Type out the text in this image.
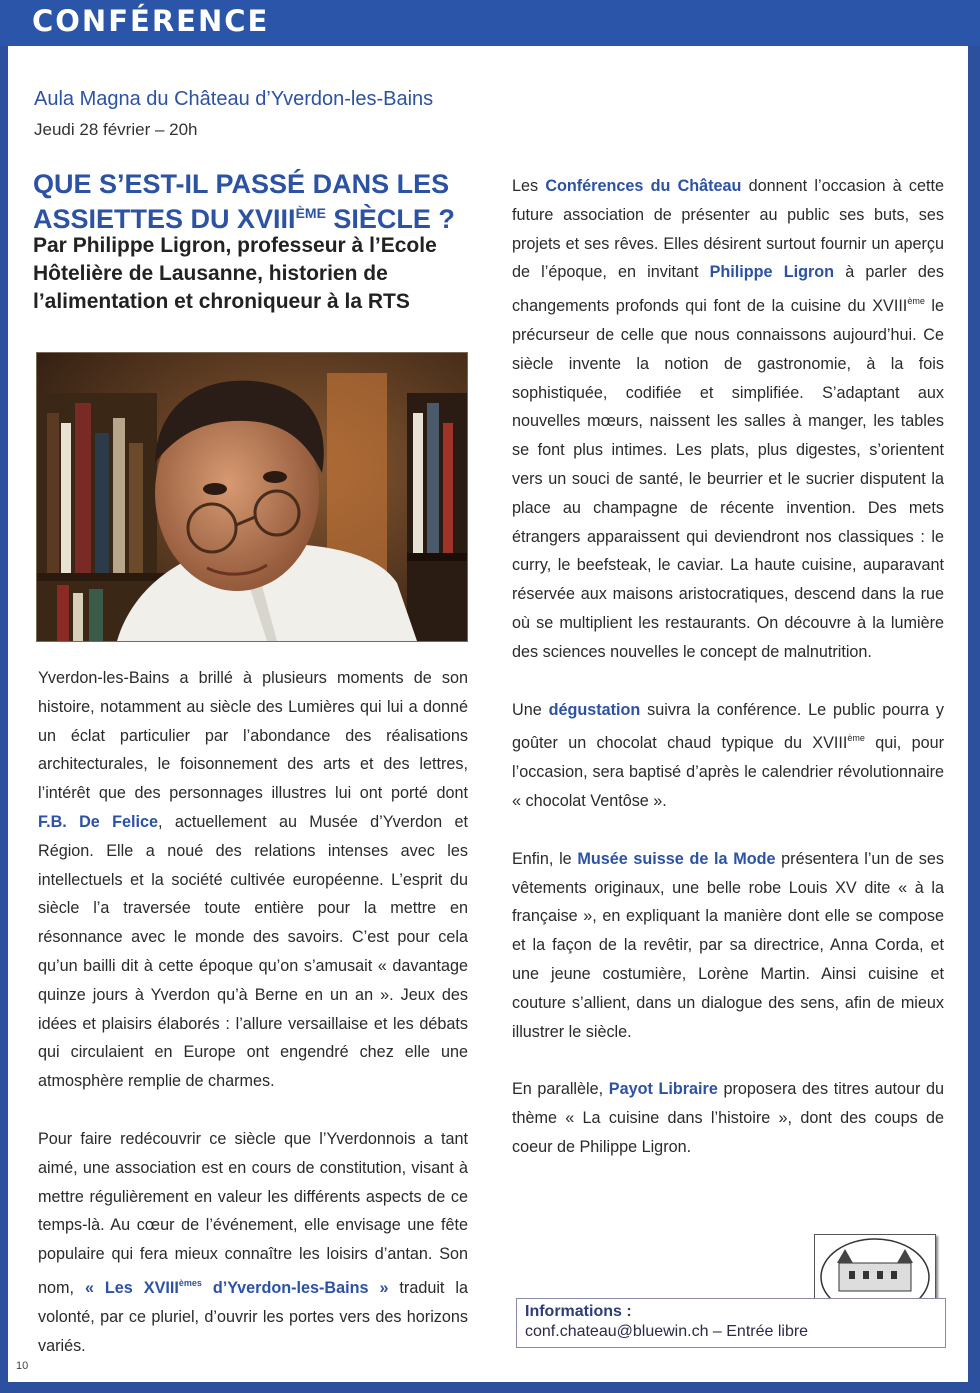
CONFÉRENCE
Aula Magna du Château d’Yverdon-les-Bains
Jeudi 28 février – 20h
QUE S’EST-IL PASSÉ DANS LES ASSIETTES DU XVIIIÈME SIÈCLE ?
Par Philippe Ligron, professeur à l’Ecole Hôtelière de Lausanne, historien de l’alimentation et chroniqueur à la RTS

Yverdon-les-Bains a brillé à plusieurs moments de son histoire, notamment au siècle des Lumières qui lui a donné un éclat particulier par l’abondance des réalisations architecturales, le foisonnement des arts et des lettres, l’intérêt que des personnages illustres lui ont porté dont F.B. De Felice, actuellement au Musée d’Yverdon et Région. Elle a noué des relations intenses avec les intellectuels et la société cultivée européenne. L’esprit du siècle l’a traversée toute entière pour la mettre en résonnance avec le monde des savoirs. C’est pour cela qu’un bailli dit à cette époque qu’on s’amusait « davantage quinze jours à Yverdon qu’à Berne en un an ». Jeux des idées et plaisirs élaborés : l’allure versaillaise et les débats qui circulaient en Europe ont engendré chez elle une atmosphère remplie de charmes.

Pour faire redécouvrir ce siècle que l’Yverdonnois a tant aimé, une association est en cours de constitution, visant à mettre régulièrement en valeur les différents aspects de ce temps-là. Au cœur de l’événement, elle envisage une fête populaire qui fera mieux connaître les loisirs d’antan. Son nom, « Les XVIIIèmes d’Yverdon-les-Bains » traduit la volonté, par ce pluriel, d’ouvrir les portes vers des horizons variés.

Les Conférences du Château donnent l’occasion à cette future association de présenter au public ses buts, ses projets et ses rêves. Elles désirent surtout fournir un aperçu de l’époque, en invitant Philippe Ligron à parler des changements profonds qui font de la cuisine du XVIIIème le précurseur de celle que nous connaissons aujourd’hui. Ce siècle invente la notion de gastronomie, à la fois sophistiquée, codifiée et simplifiée. S’adaptant aux nouvelles mœurs, naissent les salles à manger, les tables se font plus intimes. Les plats, plus digestes, s’orientent vers un souci de santé, le beurrier et le sucrier disputent la place au champagne de récente invention. Des mets étrangers apparaissent qui deviendront nos classiques : le curry, le beefsteak, le caviar. La haute cuisine, auparavant réservée aux maisons aristocratiques, descend dans la rue où se multiplient les restaurants. On découvre à la lumière des sciences nouvelles le concept de malnutrition.

Une dégustation suivra la conférence. Le public pourra y goûter un chocolat chaud typique du XVIIIème qui, pour l’occasion, sera baptisé d’après le calendrier révolutionnaire « chocolat Ventôse ».

Enfin, le Musée suisse de la Mode présentera l’un de ses vêtements originaux, une belle robe Louis XV dite « à la française », en expliquant la manière dont elle se compose et la façon de la revêtir, par sa directrice, Anna Corda, et une jeune costumière, Lorène Martin. Ainsi cuisine et couture s’allient, dans un dialogue des sens, afin de mieux illustrer le siècle.

En parallèle, Payot Libraire proposera des titres autour du thème « La cuisine dans l’histoire », dont des coups de coeur de Philippe Ligron.

Informations :
conf.chateau@bluewin.ch – Entrée libre
10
=-=-=-=-=
• Task instructions: Transcribe every line in the entries above, taking out only the images.

• Written solution:
Type out the text in this image.
CONFÉRENCE
Aula Magna du Château d’Yverdon-les-Bains
Jeudi 28 février – 20h
QUE S’EST-IL PASSÉ DANS LES ASSIETTES DU XVIIIÈME SIÈCLE ?
Par Philippe Ligron, professeur à l’Ecole Hôtelière de Lausanne, historien de l’alimentation et chroniqueur à la RTS

Yverdon-les-Bains a brillé à plusieurs moments de son histoire, notamment au siècle des Lumières qui lui a donné un éclat particulier par l’abondance des réalisations architecturales, le foisonnement des arts et des lettres, l’intérêt que des personnages illustres lui ont porté dont F.B. De Felice, actuellement au Musée d’Yverdon et Région. Elle a noué des relations intenses avec les intellectuels et la société cultivée européenne. L’esprit du siècle l’a traversée toute entière pour la mettre en résonnance avec le monde des savoirs. C’est pour cela qu’un bailli dit à cette époque qu’on s’amusait « davantage quinze jours à Yverdon qu’à Berne en un an ». Jeux des idées et plaisirs élaborés : l’allure versaillaise et les débats qui circulaient en Europe ont engendré chez elle une atmosphère remplie de charmes.

Pour faire redécouvrir ce siècle que l’Yverdonnois a tant aimé, une association est en cours de constitution, visant à mettre régulièrement en valeur les différents aspects de ce temps-là. Au cœur de l’événement, elle envisage une fête populaire qui fera mieux connaître les loisirs d’antan. Son nom, « Les XVIIIèmes d’Yverdon-les-Bains » traduit la volonté, par ce pluriel, d’ouvrir les portes vers des horizons variés.

Les Conférences du Château donnent l’occasion à cette future association de présenter au public ses buts, ses projets et ses rêves. Elles désirent surtout fournir un aperçu de l’époque, en invitant Philippe Ligron à parler des changements profonds qui font de la cuisine du XVIIIème le précurseur de celle que nous connaissons aujourd’hui. Ce siècle invente la notion de gastronomie, à la fois sophistiquée, codifiée et simplifiée. S’adaptant aux nouvelles mœurs, naissent les salles à manger, les tables se font plus intimes. Les plats, plus digestes, s’orientent vers un souci de santé, le beurrier et le sucrier disputent la place au champagne de récente invention. Des mets étrangers apparaissent qui deviendront nos classiques : le curry, le beefsteak, le caviar. La haute cuisine, auparavant réservée aux maisons aristocratiques, descend dans la rue où se multiplient les restaurants. On découvre à la lumière des sciences nouvelles le concept de malnutrition.

Une dégustation suivra la conférence. Le public pourra y goûter un chocolat chaud typique du XVIIIème qui, pour l’occasion, sera baptisé d’après le calendrier révolutionnaire « chocolat Ventôse ».

Enfin, le Musée suisse de la Mode présentera l’un de ses vêtements originaux, une belle robe Louis XV dite « à la française », en expliquant la manière dont elle se compose et la façon de la revêtir, par sa directrice, Anna Corda, et une jeune costumière, Lorène Martin. Ainsi cuisine et couture s’allient, dans un dialogue des sens, afin de mieux illustrer le siècle.

En parallèle, Payot Libraire proposera des titres autour du thème « La cuisine dans l’histoire », dont des coups de coeur de Philippe Ligron.

Informations :
conf.chateau@bluewin.ch – Entrée libre
10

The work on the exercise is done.